» **Exercise data**
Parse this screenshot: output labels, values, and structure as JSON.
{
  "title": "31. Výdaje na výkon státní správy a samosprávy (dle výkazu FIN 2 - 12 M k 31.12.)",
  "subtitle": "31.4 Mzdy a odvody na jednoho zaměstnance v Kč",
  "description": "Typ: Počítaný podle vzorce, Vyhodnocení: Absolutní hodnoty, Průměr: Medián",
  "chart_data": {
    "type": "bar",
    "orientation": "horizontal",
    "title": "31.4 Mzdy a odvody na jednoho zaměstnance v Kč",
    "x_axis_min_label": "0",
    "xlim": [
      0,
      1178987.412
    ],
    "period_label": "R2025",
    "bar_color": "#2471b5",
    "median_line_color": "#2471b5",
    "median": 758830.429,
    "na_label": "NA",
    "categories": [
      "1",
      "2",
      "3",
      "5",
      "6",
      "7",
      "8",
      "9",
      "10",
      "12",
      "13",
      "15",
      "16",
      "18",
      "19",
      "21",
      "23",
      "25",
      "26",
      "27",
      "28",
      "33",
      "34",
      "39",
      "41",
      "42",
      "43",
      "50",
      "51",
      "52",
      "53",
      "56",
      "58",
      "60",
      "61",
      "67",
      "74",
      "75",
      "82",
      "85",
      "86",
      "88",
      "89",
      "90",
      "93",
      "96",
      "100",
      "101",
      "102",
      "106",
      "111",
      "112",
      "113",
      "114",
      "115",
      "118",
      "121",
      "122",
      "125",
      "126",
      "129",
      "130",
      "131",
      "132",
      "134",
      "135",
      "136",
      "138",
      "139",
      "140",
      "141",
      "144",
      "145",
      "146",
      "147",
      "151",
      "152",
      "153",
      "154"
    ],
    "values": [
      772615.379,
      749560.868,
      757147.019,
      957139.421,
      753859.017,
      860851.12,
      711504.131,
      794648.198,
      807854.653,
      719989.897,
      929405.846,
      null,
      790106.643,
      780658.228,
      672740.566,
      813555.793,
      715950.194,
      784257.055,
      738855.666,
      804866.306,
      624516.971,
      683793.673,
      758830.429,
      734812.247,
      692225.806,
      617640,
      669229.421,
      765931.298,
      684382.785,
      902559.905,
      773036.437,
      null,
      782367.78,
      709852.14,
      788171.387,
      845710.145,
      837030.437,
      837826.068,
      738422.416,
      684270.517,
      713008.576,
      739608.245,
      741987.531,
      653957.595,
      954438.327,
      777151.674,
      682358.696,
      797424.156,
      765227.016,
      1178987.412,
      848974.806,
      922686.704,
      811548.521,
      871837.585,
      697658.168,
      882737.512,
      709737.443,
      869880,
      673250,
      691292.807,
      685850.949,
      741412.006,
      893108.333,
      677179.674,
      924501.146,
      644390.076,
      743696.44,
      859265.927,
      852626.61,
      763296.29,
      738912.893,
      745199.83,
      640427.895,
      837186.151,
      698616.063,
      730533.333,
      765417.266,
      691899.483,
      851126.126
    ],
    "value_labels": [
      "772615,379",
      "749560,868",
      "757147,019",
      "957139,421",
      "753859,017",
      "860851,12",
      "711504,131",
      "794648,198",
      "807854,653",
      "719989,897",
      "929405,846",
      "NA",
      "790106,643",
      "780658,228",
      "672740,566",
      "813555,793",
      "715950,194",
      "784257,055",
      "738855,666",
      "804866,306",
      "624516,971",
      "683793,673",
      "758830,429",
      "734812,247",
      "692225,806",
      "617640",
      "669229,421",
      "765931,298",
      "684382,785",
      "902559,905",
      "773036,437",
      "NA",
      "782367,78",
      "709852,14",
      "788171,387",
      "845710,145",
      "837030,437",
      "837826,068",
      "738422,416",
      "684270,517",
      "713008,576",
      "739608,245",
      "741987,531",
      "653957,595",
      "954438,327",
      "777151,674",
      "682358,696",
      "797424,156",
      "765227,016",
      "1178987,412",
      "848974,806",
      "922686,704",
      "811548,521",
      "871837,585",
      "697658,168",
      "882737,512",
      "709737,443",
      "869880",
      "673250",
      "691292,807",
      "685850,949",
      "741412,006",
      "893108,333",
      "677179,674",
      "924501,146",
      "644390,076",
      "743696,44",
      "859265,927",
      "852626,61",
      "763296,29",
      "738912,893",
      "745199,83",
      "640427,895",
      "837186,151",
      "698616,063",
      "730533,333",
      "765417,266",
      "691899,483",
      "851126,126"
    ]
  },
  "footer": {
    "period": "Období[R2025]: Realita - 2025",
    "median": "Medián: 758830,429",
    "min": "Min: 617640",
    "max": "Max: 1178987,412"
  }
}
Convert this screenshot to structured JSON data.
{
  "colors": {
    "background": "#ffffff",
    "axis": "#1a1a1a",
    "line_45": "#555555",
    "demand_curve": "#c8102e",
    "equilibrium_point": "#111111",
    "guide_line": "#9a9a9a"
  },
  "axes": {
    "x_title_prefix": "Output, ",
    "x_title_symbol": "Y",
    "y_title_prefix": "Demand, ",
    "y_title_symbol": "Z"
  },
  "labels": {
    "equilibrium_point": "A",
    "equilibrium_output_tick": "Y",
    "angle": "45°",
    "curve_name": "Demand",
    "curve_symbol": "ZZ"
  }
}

» **Problem statement**
Write out each line of the data that holds the string "this".

» **Output**
Parse this screenshot: output labels, values, and structure as JSON.
Convert this screenshot to structured JSON data.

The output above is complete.